## Start

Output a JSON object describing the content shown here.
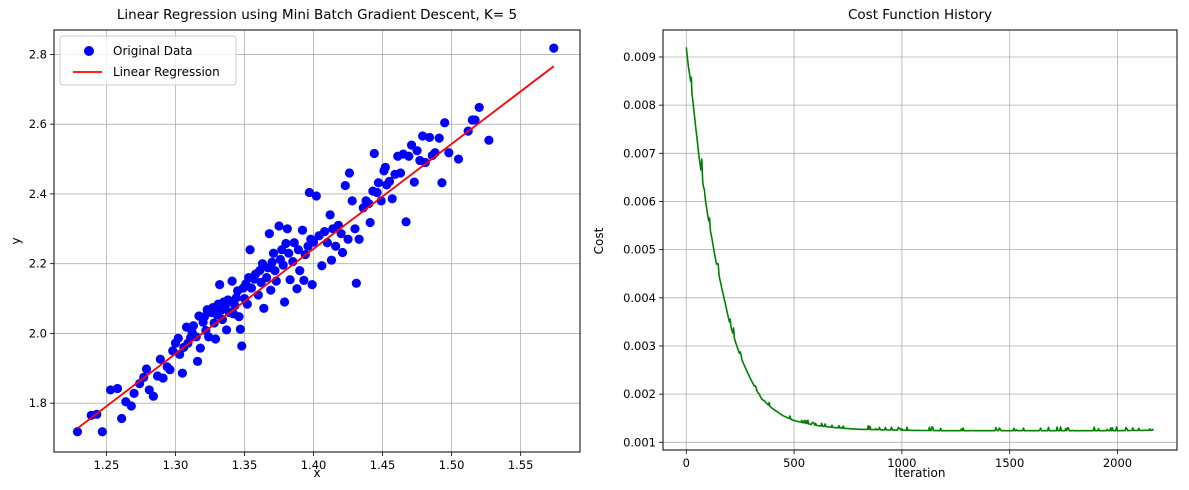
{
  "chart_data": [
    {
      "type": "scatter",
      "title": "Linear Regression using Mini Batch Gradient Descent, K= 5",
      "xlabel": "x",
      "ylabel": "y",
      "xlim": [
        1.212,
        1.593
      ],
      "ylim": [
        1.66,
        2.87
      ],
      "xticks": [
        "1.25",
        "1.30",
        "1.35",
        "1.40",
        "1.45",
        "1.50",
        "1.55"
      ],
      "yticks": [
        "1.8",
        "2.0",
        "2.2",
        "2.4",
        "2.6",
        "2.8"
      ],
      "grid": true,
      "legend_position": "upper left",
      "legend": [
        "Original Data",
        "Linear Regression"
      ],
      "series": [
        {
          "name": "Original Data",
          "kind": "scatter",
          "color": "#0000ff",
          "points": [
            [
              1.229,
              1.718
            ],
            [
              1.247,
              1.718
            ],
            [
              1.243,
              1.768
            ],
            [
              1.239,
              1.765
            ],
            [
              1.253,
              1.838
            ],
            [
              1.258,
              1.842
            ],
            [
              1.261,
              1.756
            ],
            [
              1.264,
              1.804
            ],
            [
              1.268,
              1.792
            ],
            [
              1.27,
              1.828
            ],
            [
              1.274,
              1.856
            ],
            [
              1.277,
              1.874
            ],
            [
              1.279,
              1.898
            ],
            [
              1.281,
              1.838
            ],
            [
              1.284,
              1.82
            ],
            [
              1.287,
              1.878
            ],
            [
              1.289,
              1.926
            ],
            [
              1.291,
              1.872
            ],
            [
              1.294,
              1.904
            ],
            [
              1.296,
              1.896
            ],
            [
              1.298,
              1.95
            ],
            [
              1.3,
              1.972
            ],
            [
              1.302,
              1.986
            ],
            [
              1.303,
              1.94
            ],
            [
              1.305,
              1.886
            ],
            [
              1.306,
              1.96
            ],
            [
              1.308,
              2.018
            ],
            [
              1.309,
              1.972
            ],
            [
              1.311,
              1.988
            ],
            [
              1.312,
              2.004
            ],
            [
              1.313,
              2.022
            ],
            [
              1.315,
              1.99
            ],
            [
              1.316,
              1.92
            ],
            [
              1.317,
              2.05
            ],
            [
              1.318,
              1.958
            ],
            [
              1.32,
              2.032
            ],
            [
              1.321,
              2.048
            ],
            [
              1.322,
              2.008
            ],
            [
              1.323,
              2.068
            ],
            [
              1.324,
              1.99
            ],
            [
              1.326,
              2.06
            ],
            [
              1.327,
              2.074
            ],
            [
              1.328,
              2.03
            ],
            [
              1.329,
              1.984
            ],
            [
              1.33,
              2.054
            ],
            [
              1.331,
              2.084
            ],
            [
              1.332,
              2.14
            ],
            [
              1.333,
              2.066
            ],
            [
              1.334,
              2.04
            ],
            [
              1.335,
              2.09
            ],
            [
              1.336,
              2.078
            ],
            [
              1.337,
              2.01
            ],
            [
              1.338,
              2.096
            ],
            [
              1.339,
              2.06
            ],
            [
              1.34,
              2.092
            ],
            [
              1.341,
              2.15
            ],
            [
              1.342,
              2.056
            ],
            [
              1.343,
              2.08
            ],
            [
              1.344,
              2.102
            ],
            [
              1.345,
              2.122
            ],
            [
              1.346,
              2.048
            ],
            [
              1.347,
              2.012
            ],
            [
              1.348,
              1.964
            ],
            [
              1.349,
              2.13
            ],
            [
              1.35,
              2.1
            ],
            [
              1.351,
              2.142
            ],
            [
              1.352,
              2.084
            ],
            [
              1.353,
              2.16
            ],
            [
              1.354,
              2.24
            ],
            [
              1.355,
              2.13
            ],
            [
              1.357,
              2.156
            ],
            [
              1.358,
              2.17
            ],
            [
              1.36,
              2.11
            ],
            [
              1.361,
              2.18
            ],
            [
              1.362,
              2.146
            ],
            [
              1.363,
              2.2
            ],
            [
              1.364,
              2.072
            ],
            [
              1.366,
              2.16
            ],
            [
              1.367,
              2.188
            ],
            [
              1.368,
              2.286
            ],
            [
              1.369,
              2.124
            ],
            [
              1.37,
              2.204
            ],
            [
              1.371,
              2.23
            ],
            [
              1.372,
              2.18
            ],
            [
              1.373,
              2.15
            ],
            [
              1.375,
              2.308
            ],
            [
              1.376,
              2.212
            ],
            [
              1.377,
              2.24
            ],
            [
              1.378,
              2.196
            ],
            [
              1.379,
              2.09
            ],
            [
              1.38,
              2.258
            ],
            [
              1.381,
              2.3
            ],
            [
              1.382,
              2.23
            ],
            [
              1.383,
              2.154
            ],
            [
              1.385,
              2.206
            ],
            [
              1.386,
              2.26
            ],
            [
              1.388,
              2.128
            ],
            [
              1.389,
              2.24
            ],
            [
              1.39,
              2.18
            ],
            [
              1.392,
              2.296
            ],
            [
              1.393,
              2.152
            ],
            [
              1.394,
              2.226
            ],
            [
              1.396,
              2.25
            ],
            [
              1.397,
              2.404
            ],
            [
              1.398,
              2.27
            ],
            [
              1.399,
              2.14
            ],
            [
              1.4,
              2.262
            ],
            [
              1.402,
              2.394
            ],
            [
              1.404,
              2.28
            ],
            [
              1.406,
              2.194
            ],
            [
              1.408,
              2.292
            ],
            [
              1.41,
              2.26
            ],
            [
              1.412,
              2.34
            ],
            [
              1.413,
              2.21
            ],
            [
              1.414,
              2.3
            ],
            [
              1.416,
              2.25
            ],
            [
              1.418,
              2.31
            ],
            [
              1.42,
              2.286
            ],
            [
              1.421,
              2.232
            ],
            [
              1.423,
              2.424
            ],
            [
              1.425,
              2.27
            ],
            [
              1.426,
              2.46
            ],
            [
              1.428,
              2.38
            ],
            [
              1.43,
              2.3
            ],
            [
              1.431,
              2.144
            ],
            [
              1.433,
              2.27
            ],
            [
              1.436,
              2.36
            ],
            [
              1.438,
              2.38
            ],
            [
              1.44,
              2.372
            ],
            [
              1.441,
              2.318
            ],
            [
              1.443,
              2.408
            ],
            [
              1.444,
              2.516
            ],
            [
              1.446,
              2.404
            ],
            [
              1.447,
              2.432
            ],
            [
              1.449,
              2.38
            ],
            [
              1.451,
              2.466
            ],
            [
              1.452,
              2.476
            ],
            [
              1.453,
              2.426
            ],
            [
              1.455,
              2.436
            ],
            [
              1.457,
              2.386
            ],
            [
              1.459,
              2.456
            ],
            [
              1.461,
              2.508
            ],
            [
              1.463,
              2.46
            ],
            [
              1.465,
              2.514
            ],
            [
              1.467,
              2.32
            ],
            [
              1.469,
              2.508
            ],
            [
              1.471,
              2.54
            ],
            [
              1.473,
              2.434
            ],
            [
              1.475,
              2.524
            ],
            [
              1.477,
              2.496
            ],
            [
              1.479,
              2.566
            ],
            [
              1.481,
              2.49
            ],
            [
              1.484,
              2.562
            ],
            [
              1.486,
              2.51
            ],
            [
              1.488,
              2.518
            ],
            [
              1.491,
              2.56
            ],
            [
              1.493,
              2.432
            ],
            [
              1.495,
              2.604
            ],
            [
              1.498,
              2.518
            ],
            [
              1.505,
              2.5
            ],
            [
              1.512,
              2.58
            ],
            [
              1.515,
              2.612
            ],
            [
              1.517,
              2.612
            ],
            [
              1.52,
              2.648
            ],
            [
              1.527,
              2.554
            ],
            [
              1.574,
              2.818
            ]
          ]
        },
        {
          "name": "Linear Regression",
          "kind": "line",
          "color": "#ff0000",
          "x": [
            1.229,
            1.574
          ],
          "y": [
            1.728,
            2.766
          ]
        }
      ]
    },
    {
      "type": "line",
      "title": "Cost Function History",
      "xlabel": "Iteration",
      "ylabel": "Cost",
      "xlim": [
        -108,
        2276
      ],
      "ylim": [
        0.00084,
        0.00956
      ],
      "xticks": [
        "0",
        "500",
        "1000",
        "1500",
        "2000"
      ],
      "yticks": [
        "0.001",
        "0.002",
        "0.003",
        "0.004",
        "0.005",
        "0.006",
        "0.007",
        "0.008",
        "0.009"
      ],
      "grid": true,
      "series": [
        {
          "name": "Cost",
          "color": "#008000",
          "x": [
            0,
            10,
            20,
            30,
            40,
            50,
            60,
            80,
            100,
            120,
            140,
            160,
            180,
            200,
            250,
            300,
            350,
            400,
            450,
            500,
            600,
            700,
            800,
            1000,
            1200,
            1500,
            1800,
            2000,
            2150,
            2167
          ],
          "y": [
            0.0092,
            0.0088,
            0.0085,
            0.0081,
            0.0077,
            0.0073,
            0.0069,
            0.0063,
            0.0057,
            0.0052,
            0.0047,
            0.0043,
            0.0039,
            0.0035,
            0.0028,
            0.0023,
            0.0019,
            0.0017,
            0.00155,
            0.00145,
            0.00135,
            0.0013,
            0.00127,
            0.00125,
            0.00124,
            0.00124,
            0.00124,
            0.00124,
            0.00125,
            0.00125
          ]
        }
      ]
    }
  ]
}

## End

> _What is expected_: Find and copy every line in the entries above where the string "Linear" occurs.

> _Exercise response_:
      "title": "Linear Regression using Mini Batch Gradient Descent, K= 5",
        "Linear Regression"
          "name": "Linear Regression",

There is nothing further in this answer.